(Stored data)
--- Begin ---
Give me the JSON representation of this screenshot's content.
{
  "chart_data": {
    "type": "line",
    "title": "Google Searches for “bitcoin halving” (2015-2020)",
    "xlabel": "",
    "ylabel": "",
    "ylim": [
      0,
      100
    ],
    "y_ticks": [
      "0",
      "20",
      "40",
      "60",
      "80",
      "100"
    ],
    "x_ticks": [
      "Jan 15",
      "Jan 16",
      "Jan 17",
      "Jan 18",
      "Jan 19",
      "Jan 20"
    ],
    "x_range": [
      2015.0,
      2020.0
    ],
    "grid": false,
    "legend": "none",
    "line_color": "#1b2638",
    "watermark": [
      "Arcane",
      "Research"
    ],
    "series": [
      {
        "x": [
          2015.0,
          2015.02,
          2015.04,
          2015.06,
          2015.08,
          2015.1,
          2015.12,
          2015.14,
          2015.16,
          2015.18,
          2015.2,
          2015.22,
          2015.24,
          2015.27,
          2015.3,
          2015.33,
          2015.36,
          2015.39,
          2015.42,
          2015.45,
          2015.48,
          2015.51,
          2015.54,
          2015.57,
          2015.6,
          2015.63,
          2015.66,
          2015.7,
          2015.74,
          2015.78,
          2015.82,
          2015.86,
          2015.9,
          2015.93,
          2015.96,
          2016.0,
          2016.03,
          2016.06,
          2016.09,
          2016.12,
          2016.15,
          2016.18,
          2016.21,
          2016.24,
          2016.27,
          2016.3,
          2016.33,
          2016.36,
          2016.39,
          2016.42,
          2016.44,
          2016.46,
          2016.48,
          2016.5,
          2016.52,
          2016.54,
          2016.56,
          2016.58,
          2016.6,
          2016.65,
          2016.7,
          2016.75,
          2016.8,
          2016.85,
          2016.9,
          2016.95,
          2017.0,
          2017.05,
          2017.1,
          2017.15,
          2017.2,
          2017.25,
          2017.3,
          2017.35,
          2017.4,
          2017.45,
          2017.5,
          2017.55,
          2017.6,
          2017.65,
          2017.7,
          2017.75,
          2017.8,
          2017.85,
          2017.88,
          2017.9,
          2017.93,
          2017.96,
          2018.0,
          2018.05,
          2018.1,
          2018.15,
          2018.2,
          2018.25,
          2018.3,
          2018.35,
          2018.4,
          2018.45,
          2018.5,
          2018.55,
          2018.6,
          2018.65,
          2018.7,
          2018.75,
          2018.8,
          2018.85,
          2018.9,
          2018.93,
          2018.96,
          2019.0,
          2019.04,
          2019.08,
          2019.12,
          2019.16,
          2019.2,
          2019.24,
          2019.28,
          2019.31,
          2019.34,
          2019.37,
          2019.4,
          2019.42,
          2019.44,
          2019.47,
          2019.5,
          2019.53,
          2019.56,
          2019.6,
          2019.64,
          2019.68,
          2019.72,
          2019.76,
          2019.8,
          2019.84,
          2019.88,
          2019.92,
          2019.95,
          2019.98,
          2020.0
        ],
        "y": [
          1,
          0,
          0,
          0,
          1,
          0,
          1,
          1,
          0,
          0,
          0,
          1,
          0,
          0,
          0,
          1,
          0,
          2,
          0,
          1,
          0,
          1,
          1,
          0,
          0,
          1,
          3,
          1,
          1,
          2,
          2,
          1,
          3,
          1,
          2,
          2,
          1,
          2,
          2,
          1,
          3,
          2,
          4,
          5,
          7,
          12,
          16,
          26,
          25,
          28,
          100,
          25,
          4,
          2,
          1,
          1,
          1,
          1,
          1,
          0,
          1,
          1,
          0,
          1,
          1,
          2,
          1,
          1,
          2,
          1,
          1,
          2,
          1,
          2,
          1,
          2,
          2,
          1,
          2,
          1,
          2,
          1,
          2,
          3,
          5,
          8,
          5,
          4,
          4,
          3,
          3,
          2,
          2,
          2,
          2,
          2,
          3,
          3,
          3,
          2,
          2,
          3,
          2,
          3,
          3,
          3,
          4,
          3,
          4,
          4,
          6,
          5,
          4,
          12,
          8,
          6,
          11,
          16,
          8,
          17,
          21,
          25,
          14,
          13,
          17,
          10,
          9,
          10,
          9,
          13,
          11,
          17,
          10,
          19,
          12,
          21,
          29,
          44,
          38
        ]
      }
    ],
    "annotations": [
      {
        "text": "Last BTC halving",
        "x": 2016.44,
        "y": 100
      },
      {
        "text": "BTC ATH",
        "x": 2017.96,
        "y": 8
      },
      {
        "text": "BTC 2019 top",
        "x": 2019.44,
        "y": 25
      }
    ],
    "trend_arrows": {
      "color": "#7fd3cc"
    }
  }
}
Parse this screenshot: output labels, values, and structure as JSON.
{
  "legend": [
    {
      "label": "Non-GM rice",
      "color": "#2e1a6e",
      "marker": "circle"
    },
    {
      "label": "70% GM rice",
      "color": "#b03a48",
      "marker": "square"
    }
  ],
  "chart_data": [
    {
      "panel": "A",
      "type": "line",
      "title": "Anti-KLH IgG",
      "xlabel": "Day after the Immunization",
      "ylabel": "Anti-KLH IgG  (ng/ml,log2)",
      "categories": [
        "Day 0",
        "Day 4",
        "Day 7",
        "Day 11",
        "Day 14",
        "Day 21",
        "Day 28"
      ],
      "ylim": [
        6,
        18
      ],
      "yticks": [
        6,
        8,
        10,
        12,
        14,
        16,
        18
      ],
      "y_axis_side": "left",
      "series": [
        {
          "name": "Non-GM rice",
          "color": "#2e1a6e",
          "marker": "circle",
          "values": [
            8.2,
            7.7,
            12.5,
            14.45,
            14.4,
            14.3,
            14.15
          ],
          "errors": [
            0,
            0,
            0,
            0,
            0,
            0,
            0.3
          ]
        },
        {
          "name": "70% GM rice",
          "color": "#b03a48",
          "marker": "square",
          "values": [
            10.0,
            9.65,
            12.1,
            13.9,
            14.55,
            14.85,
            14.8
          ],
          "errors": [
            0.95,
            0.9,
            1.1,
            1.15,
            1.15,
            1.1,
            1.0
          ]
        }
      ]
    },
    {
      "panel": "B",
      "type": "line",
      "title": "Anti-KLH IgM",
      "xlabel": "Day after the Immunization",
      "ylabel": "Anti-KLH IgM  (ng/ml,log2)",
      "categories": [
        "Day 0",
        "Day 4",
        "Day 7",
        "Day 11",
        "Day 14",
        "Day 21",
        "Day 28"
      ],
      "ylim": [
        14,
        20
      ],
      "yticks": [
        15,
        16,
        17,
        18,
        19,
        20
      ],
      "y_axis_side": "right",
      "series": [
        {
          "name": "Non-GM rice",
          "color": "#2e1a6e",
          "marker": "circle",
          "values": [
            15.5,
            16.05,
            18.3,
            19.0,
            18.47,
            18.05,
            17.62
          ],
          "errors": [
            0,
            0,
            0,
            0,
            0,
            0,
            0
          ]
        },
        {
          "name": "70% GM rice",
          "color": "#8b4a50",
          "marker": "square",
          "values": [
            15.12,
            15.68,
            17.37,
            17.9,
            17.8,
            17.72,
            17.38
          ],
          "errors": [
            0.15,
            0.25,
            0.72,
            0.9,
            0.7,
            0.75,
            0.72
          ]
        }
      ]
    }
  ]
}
--- End ---
> _Stated exercise_: Every line in the data above that contains "JSON" needs to be copied.

> _Complete output_:
Give me the JSON representation of this screenshot's content.
Parse this screenshot: output labels, values, and structure as JSON.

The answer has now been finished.